◆ WRITTEN REQUEST
Reproduce all entries precisely as they are written.

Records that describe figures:
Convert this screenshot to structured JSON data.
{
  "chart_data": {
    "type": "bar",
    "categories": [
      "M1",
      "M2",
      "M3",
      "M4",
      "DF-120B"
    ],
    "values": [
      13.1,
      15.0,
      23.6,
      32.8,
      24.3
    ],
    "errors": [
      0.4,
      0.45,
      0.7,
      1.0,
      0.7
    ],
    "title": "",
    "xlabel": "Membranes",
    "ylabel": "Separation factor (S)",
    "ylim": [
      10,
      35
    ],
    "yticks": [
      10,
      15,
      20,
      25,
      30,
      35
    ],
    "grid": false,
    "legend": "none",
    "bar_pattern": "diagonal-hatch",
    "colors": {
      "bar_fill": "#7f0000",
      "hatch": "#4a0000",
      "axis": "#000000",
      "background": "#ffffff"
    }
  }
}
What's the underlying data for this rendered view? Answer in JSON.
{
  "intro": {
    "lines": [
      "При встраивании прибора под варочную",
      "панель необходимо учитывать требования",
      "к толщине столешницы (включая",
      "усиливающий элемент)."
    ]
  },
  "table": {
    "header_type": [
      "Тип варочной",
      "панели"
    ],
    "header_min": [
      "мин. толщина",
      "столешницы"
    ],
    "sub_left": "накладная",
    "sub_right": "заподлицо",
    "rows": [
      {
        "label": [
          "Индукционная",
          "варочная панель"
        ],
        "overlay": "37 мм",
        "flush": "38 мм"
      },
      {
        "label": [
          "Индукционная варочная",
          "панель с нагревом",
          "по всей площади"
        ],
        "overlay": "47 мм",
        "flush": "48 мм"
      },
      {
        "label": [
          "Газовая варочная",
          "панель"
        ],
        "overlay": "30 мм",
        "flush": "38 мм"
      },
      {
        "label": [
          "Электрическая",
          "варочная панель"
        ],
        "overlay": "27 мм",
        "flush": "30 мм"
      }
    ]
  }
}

◆ RESULT OF THIS TASK
Convert this screenshot to structured JSON data.
{
  "chart_data": {
    "type": "bar",
    "categories": [
      "M1",
      "M2",
      "M3",
      "M4",
      "DF-120B"
    ],
    "values": [
      13.1,
      15.0,
      23.6,
      32.8,
      24.3
    ],
    "errors": [
      0.4,
      0.45,
      0.7,
      1.0,
      0.7
    ],
    "title": "",
    "xlabel": "Membranes",
    "ylabel": "Separation factor (S)",
    "ylim": [
      10,
      35
    ],
    "yticks": [
      10,
      15,
      20,
      25,
      30,
      35
    ],
    "grid": false,
    "legend": "none",
    "bar_pattern": "diagonal-hatch",
    "colors": {
      "bar_fill": "#7f0000",
      "hatch": "#4a0000",
      "axis": "#000000",
      "background": "#ffffff"
    }
  }
}
What's the underlying data for this rendered view? Answer in JSON.
{
  "intro": {
    "lines": [
      "При встраивании прибора под варочную",
      "панель необходимо учитывать требования",
      "к толщине столешницы (включая",
      "усиливающий элемент)."
    ]
  },
  "table": {
    "header_type": [
      "Тип варочной",
      "панели"
    ],
    "header_min": [
      "мин. толщина",
      "столешницы"
    ],
    "sub_left": "накладная",
    "sub_right": "заподлицо",
    "rows": [
      {
        "label": [
          "Индукционная",
          "варочная панель"
        ],
        "overlay": "37 мм",
        "flush": "38 мм"
      },
      {
        "label": [
          "Индукционная варочная",
          "панель с нагревом",
          "по всей площади"
        ],
        "overlay": "47 мм",
        "flush": "48 мм"
      },
      {
        "label": [
          "Газовая варочная",
          "панель"
        ],
        "overlay": "30 мм",
        "flush": "38 мм"
      },
      {
        "label": [
          "Электрическая",
          "варочная панель"
        ],
        "overlay": "27 мм",
        "flush": "30 мм"
      }
    ]
  }
}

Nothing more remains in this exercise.